• Data for processing:
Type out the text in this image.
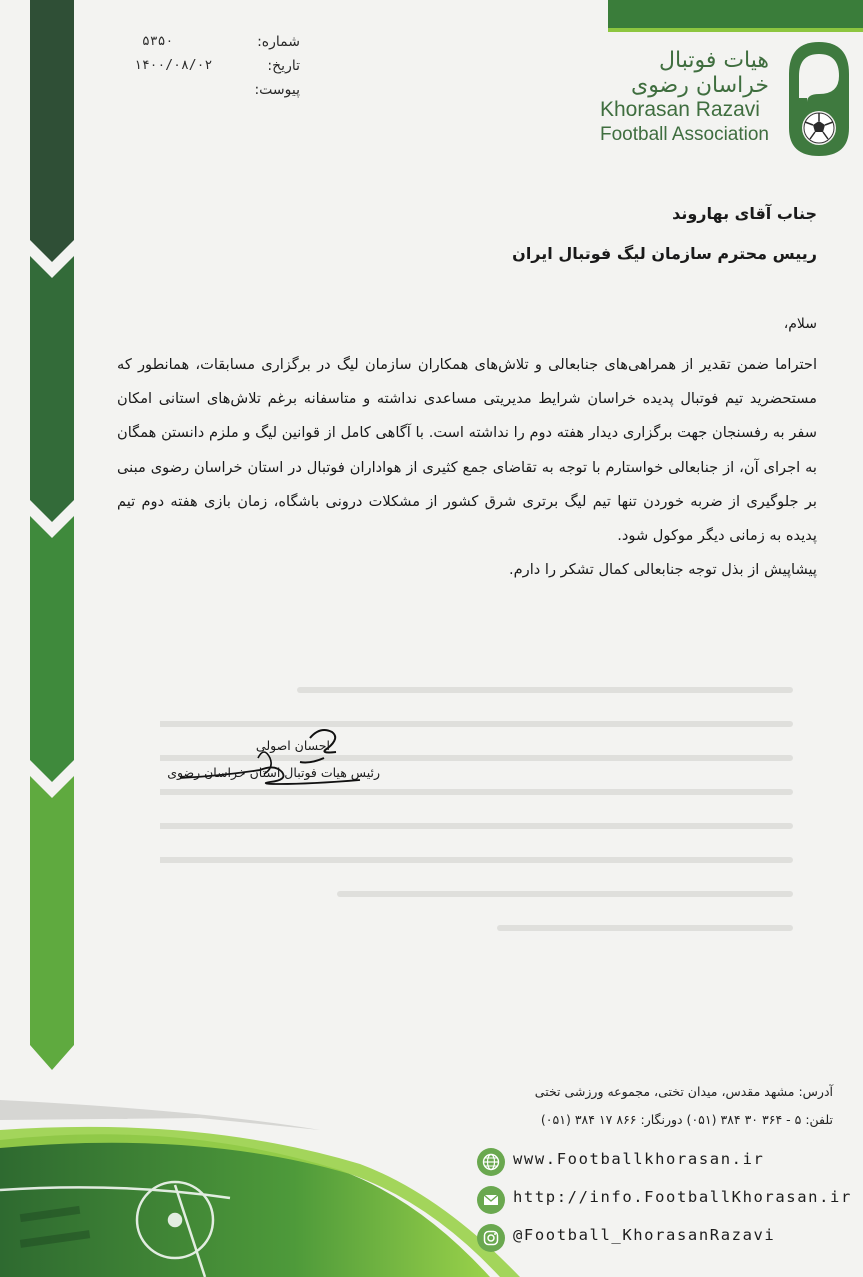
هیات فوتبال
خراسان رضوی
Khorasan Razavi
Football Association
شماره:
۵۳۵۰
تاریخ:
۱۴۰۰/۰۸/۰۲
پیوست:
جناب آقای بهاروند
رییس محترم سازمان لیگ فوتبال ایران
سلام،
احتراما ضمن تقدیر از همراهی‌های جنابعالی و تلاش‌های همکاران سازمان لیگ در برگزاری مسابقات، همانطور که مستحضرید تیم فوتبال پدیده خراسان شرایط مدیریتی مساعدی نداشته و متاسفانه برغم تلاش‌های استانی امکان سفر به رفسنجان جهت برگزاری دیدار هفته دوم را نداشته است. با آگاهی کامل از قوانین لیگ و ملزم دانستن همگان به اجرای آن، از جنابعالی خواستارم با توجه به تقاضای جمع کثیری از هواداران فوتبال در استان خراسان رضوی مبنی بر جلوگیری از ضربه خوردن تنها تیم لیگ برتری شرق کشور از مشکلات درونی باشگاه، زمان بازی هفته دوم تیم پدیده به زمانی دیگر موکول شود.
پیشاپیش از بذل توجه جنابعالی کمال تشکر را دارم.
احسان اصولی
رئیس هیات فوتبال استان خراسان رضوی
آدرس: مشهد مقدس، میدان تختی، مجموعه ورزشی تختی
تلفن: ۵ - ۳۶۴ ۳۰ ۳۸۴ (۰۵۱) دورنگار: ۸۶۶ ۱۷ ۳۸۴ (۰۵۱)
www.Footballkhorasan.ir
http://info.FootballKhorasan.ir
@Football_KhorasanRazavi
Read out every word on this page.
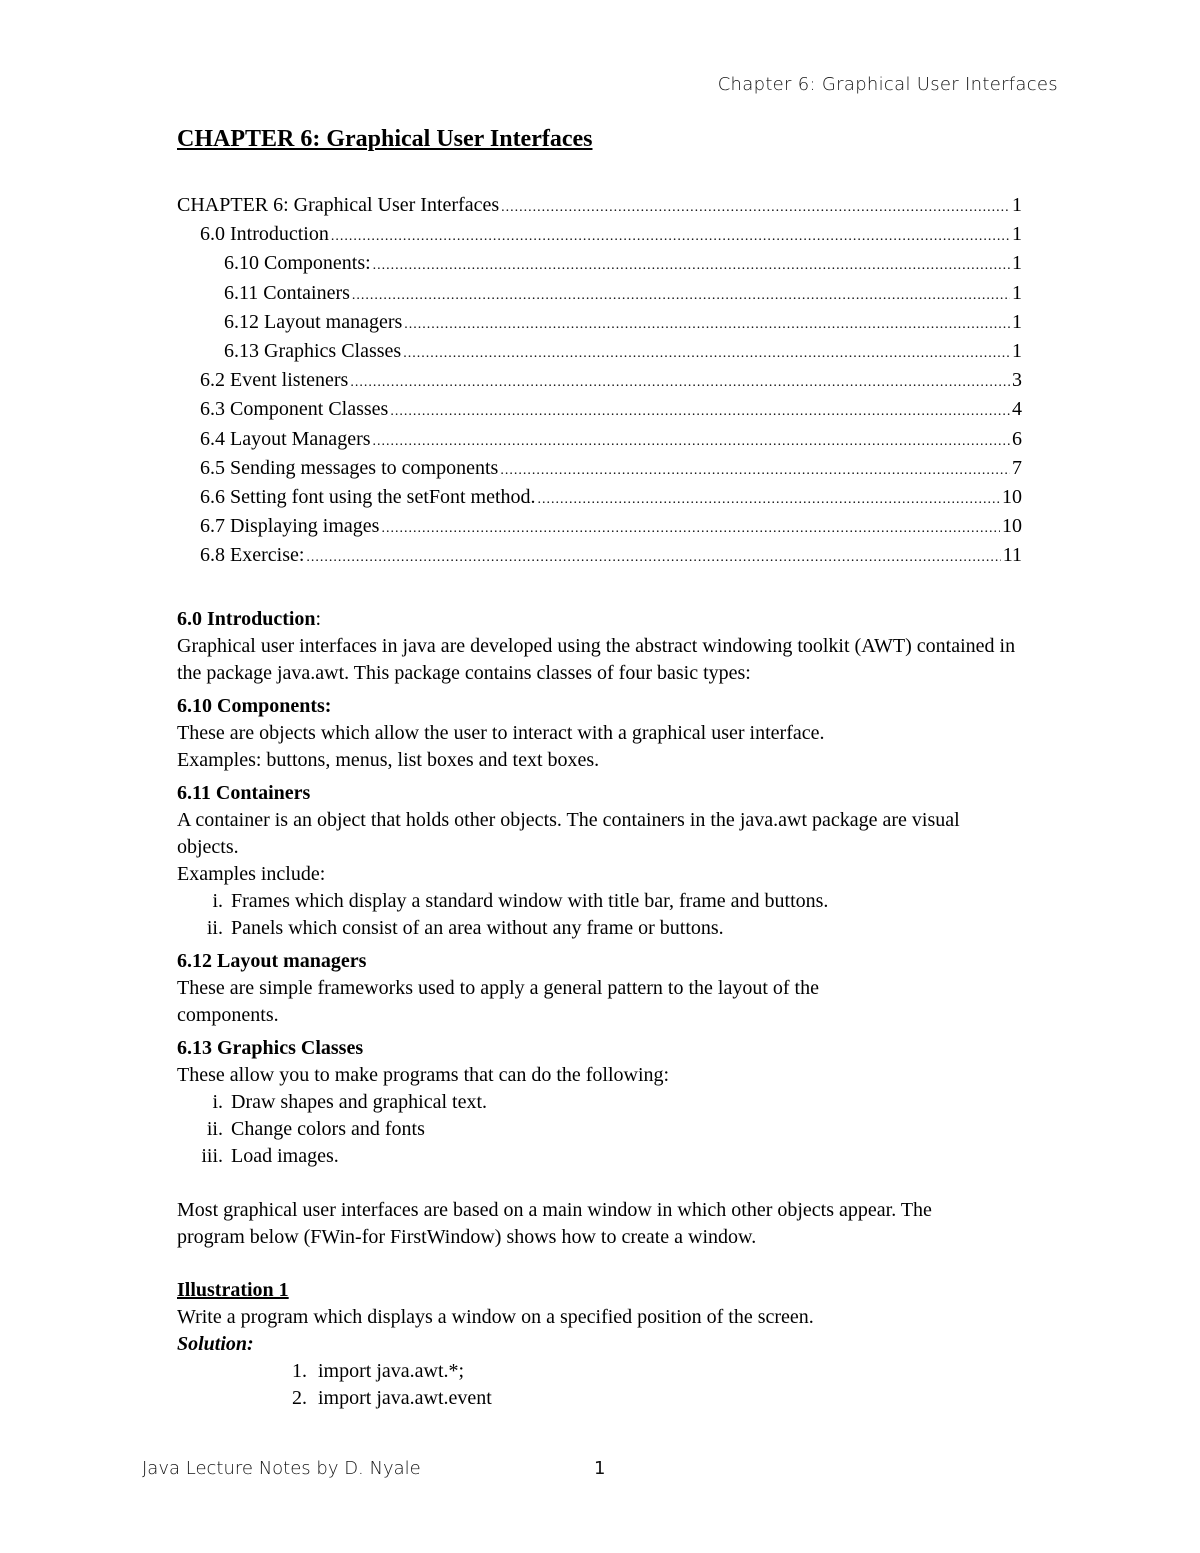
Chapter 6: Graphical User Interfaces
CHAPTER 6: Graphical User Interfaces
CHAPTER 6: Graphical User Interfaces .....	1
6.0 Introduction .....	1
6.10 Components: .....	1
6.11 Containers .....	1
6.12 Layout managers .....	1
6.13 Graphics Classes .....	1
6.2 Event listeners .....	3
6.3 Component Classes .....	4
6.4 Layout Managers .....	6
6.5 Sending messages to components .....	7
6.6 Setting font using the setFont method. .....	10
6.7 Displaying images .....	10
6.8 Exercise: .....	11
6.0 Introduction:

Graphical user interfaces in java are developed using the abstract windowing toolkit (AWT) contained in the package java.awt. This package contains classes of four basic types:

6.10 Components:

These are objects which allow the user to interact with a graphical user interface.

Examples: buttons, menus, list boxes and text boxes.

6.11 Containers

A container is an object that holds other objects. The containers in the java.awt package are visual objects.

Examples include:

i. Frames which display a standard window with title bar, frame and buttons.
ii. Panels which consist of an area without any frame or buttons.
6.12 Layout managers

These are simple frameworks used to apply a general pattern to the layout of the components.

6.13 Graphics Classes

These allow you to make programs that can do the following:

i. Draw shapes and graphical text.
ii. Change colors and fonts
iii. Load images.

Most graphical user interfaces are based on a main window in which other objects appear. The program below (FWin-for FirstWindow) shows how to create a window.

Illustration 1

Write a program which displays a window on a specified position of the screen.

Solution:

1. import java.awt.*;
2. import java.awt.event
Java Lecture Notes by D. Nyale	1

* * *

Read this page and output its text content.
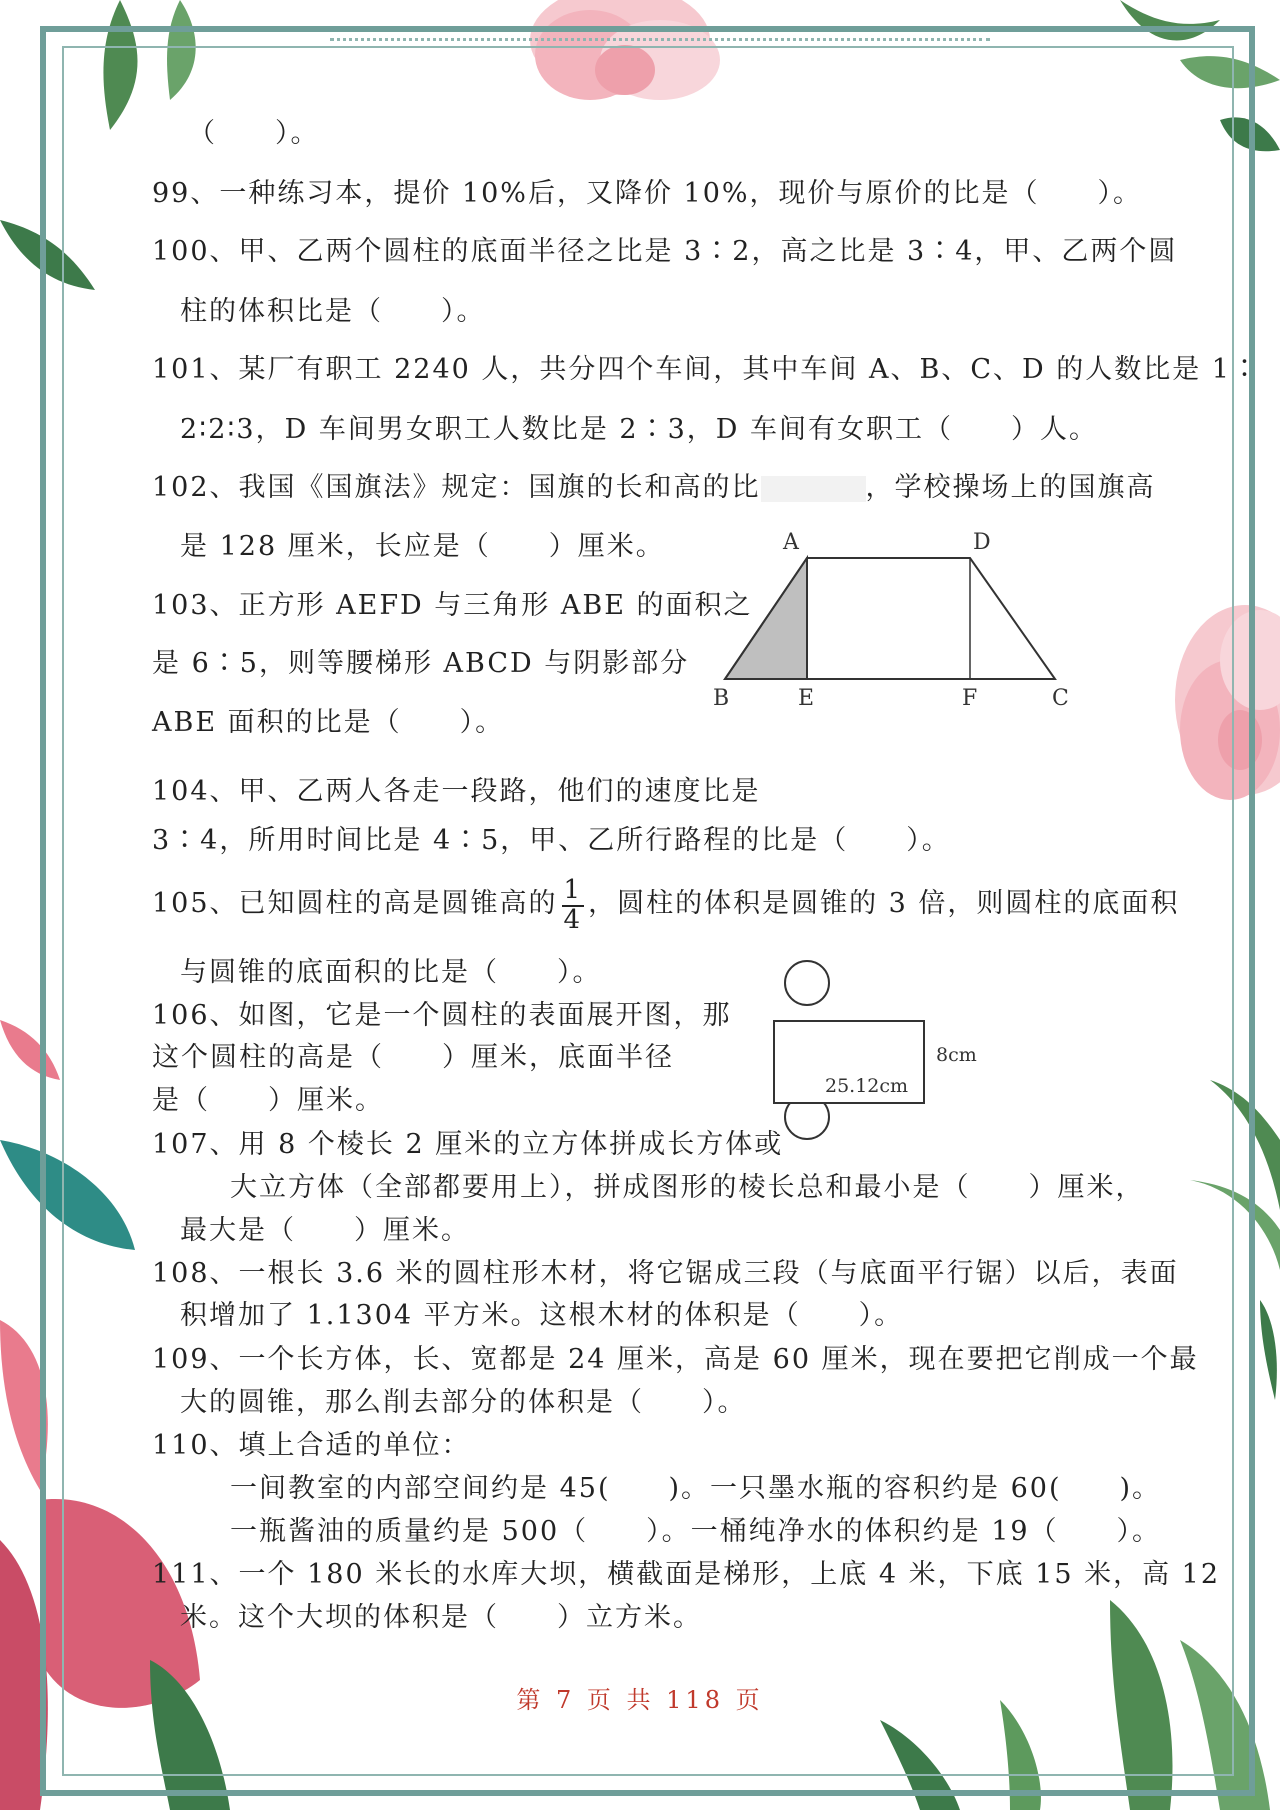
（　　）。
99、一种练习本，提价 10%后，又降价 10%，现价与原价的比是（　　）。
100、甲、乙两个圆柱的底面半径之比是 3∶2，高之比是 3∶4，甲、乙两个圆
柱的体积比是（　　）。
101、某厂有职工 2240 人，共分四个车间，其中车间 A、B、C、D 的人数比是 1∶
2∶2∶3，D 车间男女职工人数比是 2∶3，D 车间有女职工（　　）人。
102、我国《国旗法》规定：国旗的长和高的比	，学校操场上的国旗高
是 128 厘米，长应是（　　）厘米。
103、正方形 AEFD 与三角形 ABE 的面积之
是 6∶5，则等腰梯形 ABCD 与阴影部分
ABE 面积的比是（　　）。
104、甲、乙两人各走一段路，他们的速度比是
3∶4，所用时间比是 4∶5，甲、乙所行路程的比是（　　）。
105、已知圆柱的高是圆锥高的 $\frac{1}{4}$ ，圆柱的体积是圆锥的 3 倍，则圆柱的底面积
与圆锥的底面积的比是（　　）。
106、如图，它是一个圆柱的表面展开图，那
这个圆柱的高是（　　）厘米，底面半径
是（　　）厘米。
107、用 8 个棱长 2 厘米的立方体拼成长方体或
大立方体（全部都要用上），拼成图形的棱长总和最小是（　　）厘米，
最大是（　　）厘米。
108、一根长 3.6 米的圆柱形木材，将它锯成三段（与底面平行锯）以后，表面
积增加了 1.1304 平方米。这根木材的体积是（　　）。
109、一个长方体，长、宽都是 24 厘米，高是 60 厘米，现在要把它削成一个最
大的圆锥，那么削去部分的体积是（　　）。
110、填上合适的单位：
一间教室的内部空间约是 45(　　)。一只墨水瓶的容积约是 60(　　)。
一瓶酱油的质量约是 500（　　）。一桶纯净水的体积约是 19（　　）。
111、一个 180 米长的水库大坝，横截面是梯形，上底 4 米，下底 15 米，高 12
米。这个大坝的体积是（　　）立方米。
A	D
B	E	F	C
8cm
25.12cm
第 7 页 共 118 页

• Goal of the exercise: All lines above with "that" in them should be returned.

• Exercise result:
A container is an object that holds other objects. The containers in the java.awt package are visual objects.
These allow you to make programs that can do the following:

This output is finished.